▶ _GIVEN TASK_
Spot every line with the word "fill" and return it.

[Figure record extracts]

━━━━━━━━

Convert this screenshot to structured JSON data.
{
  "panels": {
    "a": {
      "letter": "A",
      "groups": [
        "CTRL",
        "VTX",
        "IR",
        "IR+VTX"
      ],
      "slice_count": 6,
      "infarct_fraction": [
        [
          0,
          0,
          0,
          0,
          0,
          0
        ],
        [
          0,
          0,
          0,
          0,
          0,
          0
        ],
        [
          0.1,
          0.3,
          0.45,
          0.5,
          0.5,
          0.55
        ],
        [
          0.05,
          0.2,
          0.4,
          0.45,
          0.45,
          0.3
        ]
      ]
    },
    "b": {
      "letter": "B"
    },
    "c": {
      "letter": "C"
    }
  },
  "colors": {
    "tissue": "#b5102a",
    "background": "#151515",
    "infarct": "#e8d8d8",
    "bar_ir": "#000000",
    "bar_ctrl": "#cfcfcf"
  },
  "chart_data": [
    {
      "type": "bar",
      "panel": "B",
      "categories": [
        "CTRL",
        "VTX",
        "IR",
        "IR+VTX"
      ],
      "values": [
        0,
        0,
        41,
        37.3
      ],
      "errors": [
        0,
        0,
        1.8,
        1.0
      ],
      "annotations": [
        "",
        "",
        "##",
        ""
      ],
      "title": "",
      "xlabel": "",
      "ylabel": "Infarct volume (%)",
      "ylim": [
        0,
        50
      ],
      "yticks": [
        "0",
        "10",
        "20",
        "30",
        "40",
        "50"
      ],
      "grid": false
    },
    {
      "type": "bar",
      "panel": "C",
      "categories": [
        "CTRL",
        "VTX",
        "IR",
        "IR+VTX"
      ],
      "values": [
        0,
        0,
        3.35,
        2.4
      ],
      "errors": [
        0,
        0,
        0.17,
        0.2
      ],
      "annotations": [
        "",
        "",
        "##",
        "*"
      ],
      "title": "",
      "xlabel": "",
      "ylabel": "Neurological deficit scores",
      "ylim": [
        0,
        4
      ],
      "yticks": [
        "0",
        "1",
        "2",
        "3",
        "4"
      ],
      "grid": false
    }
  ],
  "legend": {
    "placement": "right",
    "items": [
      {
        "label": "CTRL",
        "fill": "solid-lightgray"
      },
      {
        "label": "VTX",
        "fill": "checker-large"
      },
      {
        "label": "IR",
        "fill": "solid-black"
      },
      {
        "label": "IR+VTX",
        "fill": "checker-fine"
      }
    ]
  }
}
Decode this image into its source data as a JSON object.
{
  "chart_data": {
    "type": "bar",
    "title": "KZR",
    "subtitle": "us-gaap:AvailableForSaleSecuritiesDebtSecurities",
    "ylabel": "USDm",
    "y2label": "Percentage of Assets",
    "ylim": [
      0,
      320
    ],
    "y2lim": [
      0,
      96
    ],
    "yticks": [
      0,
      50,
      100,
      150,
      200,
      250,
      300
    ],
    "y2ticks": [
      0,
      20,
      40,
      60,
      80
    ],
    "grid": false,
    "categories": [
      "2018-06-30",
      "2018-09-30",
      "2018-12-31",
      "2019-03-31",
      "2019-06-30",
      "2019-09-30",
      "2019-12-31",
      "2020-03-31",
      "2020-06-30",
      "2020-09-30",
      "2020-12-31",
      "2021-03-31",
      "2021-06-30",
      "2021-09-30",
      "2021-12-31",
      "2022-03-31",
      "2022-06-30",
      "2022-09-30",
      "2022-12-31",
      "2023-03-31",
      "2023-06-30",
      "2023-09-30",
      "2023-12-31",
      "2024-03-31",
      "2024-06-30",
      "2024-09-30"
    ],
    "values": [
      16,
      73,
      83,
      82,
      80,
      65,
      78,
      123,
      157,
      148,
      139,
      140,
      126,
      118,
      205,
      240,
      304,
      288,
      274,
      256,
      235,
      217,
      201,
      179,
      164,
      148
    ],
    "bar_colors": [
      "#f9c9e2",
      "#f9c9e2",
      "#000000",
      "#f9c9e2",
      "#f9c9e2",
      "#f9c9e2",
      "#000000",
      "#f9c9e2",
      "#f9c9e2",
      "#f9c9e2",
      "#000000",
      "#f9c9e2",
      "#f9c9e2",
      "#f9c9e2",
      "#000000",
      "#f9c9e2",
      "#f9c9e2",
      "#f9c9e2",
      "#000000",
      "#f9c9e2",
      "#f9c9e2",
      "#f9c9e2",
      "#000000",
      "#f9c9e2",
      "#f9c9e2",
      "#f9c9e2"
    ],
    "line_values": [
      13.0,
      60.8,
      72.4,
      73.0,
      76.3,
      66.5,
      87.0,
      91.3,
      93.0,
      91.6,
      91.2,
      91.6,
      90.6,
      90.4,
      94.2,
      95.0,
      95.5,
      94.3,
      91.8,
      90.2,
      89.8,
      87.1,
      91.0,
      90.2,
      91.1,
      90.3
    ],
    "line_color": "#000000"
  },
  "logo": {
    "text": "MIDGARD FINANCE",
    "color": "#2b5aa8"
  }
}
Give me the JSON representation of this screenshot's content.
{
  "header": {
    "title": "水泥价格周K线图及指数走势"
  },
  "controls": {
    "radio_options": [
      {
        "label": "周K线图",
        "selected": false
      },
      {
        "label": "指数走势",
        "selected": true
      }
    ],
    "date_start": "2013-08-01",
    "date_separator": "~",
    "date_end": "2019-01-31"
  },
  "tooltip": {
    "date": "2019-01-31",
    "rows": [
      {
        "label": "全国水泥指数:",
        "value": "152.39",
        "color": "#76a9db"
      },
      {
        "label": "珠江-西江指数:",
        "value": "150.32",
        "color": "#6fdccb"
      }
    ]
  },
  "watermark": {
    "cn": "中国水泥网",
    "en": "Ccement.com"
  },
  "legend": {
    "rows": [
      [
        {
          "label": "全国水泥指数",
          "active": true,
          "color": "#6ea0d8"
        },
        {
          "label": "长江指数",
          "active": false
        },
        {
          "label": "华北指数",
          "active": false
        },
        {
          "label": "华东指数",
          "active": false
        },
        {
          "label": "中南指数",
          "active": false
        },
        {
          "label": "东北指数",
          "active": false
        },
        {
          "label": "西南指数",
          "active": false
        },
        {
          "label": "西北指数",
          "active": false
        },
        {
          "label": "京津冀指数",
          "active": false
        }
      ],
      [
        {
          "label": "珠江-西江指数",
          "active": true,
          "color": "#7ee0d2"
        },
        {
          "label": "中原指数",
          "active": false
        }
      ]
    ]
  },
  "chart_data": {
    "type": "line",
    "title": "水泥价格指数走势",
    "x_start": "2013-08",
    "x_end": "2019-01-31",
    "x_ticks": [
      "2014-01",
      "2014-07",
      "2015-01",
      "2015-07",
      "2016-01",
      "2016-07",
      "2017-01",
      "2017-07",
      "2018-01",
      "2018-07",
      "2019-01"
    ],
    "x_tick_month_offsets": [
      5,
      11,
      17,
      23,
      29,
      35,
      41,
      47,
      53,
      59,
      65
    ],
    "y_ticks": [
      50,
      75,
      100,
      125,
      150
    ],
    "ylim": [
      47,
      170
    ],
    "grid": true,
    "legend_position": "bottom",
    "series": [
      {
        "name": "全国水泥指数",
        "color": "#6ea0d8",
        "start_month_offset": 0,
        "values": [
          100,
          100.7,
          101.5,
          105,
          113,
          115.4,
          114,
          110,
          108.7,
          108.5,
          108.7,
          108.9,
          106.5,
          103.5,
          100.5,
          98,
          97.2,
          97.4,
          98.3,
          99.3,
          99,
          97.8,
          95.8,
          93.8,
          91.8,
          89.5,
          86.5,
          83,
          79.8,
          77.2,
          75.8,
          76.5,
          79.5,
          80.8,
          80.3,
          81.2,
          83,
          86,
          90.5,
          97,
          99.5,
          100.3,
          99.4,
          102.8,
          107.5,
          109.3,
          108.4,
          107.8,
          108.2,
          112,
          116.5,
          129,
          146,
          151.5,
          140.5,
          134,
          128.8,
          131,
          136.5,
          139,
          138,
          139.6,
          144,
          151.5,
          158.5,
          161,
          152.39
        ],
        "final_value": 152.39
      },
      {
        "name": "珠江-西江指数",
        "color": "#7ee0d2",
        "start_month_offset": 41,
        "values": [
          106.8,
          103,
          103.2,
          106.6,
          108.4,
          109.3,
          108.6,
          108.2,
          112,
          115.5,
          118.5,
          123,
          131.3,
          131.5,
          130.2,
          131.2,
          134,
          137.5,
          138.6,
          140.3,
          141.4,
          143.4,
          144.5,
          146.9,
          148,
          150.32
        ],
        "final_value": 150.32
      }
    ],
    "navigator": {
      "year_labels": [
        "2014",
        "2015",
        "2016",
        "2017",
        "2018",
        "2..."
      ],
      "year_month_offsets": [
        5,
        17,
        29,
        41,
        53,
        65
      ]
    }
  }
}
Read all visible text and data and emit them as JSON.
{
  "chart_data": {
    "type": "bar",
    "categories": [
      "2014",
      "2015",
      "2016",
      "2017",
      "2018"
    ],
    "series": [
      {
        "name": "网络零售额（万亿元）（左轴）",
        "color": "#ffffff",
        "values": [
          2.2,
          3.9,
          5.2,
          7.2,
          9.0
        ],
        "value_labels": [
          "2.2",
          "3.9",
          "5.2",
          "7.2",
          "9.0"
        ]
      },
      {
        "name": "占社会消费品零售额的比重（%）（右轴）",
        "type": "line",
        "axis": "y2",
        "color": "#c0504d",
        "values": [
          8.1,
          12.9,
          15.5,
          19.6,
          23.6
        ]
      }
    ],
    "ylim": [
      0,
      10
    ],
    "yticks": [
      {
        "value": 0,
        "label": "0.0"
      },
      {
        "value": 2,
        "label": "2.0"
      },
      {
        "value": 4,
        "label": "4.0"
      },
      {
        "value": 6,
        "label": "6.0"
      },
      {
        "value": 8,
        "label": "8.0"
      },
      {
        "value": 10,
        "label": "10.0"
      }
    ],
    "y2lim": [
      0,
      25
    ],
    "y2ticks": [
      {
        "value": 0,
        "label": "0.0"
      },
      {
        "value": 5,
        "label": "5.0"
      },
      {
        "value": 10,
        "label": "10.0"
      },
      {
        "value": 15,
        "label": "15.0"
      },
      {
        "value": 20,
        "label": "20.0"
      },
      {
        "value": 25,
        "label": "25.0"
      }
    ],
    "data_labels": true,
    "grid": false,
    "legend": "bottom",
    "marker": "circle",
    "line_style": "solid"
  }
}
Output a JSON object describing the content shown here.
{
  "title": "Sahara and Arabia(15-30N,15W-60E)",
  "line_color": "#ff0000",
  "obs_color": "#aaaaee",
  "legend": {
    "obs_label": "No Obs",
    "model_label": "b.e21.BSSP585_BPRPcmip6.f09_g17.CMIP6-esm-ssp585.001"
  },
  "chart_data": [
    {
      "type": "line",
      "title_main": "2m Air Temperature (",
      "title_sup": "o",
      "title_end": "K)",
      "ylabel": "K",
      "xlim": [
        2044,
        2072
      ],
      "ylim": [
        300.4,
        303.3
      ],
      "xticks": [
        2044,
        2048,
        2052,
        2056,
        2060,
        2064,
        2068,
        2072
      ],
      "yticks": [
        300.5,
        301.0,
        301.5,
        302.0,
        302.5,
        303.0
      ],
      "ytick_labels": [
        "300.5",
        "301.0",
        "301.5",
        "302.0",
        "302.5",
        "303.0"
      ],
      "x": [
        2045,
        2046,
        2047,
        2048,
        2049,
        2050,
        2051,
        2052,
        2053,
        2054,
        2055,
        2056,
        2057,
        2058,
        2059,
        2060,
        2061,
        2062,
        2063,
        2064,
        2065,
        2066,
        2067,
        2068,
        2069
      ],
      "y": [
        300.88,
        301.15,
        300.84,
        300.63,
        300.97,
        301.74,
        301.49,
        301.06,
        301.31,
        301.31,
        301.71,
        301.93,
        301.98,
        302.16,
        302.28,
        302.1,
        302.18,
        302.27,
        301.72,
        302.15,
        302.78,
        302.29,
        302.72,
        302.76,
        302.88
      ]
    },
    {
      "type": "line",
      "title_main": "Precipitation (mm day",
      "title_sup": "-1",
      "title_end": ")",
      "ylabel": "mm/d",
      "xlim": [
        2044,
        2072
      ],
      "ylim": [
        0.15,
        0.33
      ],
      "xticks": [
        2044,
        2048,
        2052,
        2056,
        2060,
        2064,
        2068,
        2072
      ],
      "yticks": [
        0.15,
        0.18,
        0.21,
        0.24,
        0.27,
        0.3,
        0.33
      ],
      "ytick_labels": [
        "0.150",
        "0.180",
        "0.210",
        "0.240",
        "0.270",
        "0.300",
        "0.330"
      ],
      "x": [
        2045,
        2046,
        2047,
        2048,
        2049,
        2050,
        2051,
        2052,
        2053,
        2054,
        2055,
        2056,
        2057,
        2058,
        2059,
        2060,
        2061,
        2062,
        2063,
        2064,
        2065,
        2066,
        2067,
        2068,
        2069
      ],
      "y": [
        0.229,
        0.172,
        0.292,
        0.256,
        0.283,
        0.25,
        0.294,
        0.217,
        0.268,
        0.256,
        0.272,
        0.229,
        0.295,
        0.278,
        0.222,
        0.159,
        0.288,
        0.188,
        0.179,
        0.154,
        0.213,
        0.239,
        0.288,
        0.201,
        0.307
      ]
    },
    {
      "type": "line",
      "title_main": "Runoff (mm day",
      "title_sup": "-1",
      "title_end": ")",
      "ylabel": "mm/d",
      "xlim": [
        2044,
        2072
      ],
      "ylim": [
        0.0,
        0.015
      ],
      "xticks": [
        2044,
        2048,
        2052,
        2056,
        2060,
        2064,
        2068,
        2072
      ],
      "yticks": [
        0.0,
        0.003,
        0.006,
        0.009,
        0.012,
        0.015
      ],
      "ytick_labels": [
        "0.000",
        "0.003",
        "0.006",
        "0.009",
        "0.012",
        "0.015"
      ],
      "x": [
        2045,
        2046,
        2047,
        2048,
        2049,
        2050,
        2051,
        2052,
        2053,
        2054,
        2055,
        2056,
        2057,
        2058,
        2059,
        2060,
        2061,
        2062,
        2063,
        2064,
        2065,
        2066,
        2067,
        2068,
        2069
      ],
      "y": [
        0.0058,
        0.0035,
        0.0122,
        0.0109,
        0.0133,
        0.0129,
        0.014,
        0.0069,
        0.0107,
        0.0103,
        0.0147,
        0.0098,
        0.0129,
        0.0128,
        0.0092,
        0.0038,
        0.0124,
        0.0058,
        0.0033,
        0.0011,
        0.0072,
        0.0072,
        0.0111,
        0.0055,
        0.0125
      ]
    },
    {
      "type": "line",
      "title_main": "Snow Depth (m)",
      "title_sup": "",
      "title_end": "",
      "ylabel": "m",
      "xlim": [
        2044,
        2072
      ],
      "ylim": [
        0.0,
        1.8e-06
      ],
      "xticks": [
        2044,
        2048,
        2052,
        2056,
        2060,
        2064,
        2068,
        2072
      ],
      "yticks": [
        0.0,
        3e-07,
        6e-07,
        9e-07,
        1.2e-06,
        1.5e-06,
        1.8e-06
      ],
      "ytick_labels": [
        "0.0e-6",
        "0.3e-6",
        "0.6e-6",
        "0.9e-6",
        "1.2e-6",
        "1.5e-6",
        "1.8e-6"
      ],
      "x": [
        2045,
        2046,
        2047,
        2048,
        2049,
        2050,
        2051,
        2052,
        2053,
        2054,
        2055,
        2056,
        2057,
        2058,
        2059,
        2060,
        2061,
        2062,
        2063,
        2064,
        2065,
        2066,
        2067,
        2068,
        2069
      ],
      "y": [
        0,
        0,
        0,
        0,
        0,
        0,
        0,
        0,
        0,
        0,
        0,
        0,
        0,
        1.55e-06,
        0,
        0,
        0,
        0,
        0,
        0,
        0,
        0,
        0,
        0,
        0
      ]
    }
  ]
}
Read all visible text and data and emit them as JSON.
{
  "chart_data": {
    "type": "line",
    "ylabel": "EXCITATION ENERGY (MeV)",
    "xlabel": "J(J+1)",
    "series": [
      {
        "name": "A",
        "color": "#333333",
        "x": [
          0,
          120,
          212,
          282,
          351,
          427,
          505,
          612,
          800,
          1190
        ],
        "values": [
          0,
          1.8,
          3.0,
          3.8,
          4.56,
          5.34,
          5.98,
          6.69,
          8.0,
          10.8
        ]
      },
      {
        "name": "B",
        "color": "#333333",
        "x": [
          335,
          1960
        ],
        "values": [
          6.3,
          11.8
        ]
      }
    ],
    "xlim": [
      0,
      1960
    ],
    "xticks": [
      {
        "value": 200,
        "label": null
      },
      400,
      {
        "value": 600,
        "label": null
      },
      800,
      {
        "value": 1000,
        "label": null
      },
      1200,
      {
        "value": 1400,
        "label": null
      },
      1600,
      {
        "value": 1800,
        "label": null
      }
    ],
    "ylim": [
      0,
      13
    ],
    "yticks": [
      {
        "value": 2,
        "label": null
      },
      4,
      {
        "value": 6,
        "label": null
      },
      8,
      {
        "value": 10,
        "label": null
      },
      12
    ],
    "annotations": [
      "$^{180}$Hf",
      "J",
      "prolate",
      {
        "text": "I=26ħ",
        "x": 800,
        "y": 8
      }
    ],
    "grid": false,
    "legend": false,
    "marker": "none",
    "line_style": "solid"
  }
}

━━━━━━━━

▶ _PROBLEM SOLUTION_
        "fill": "solid-lightgray"
        "fill": "checker-large"
        "fill": "solid-black"
        "fill": "checker-fine"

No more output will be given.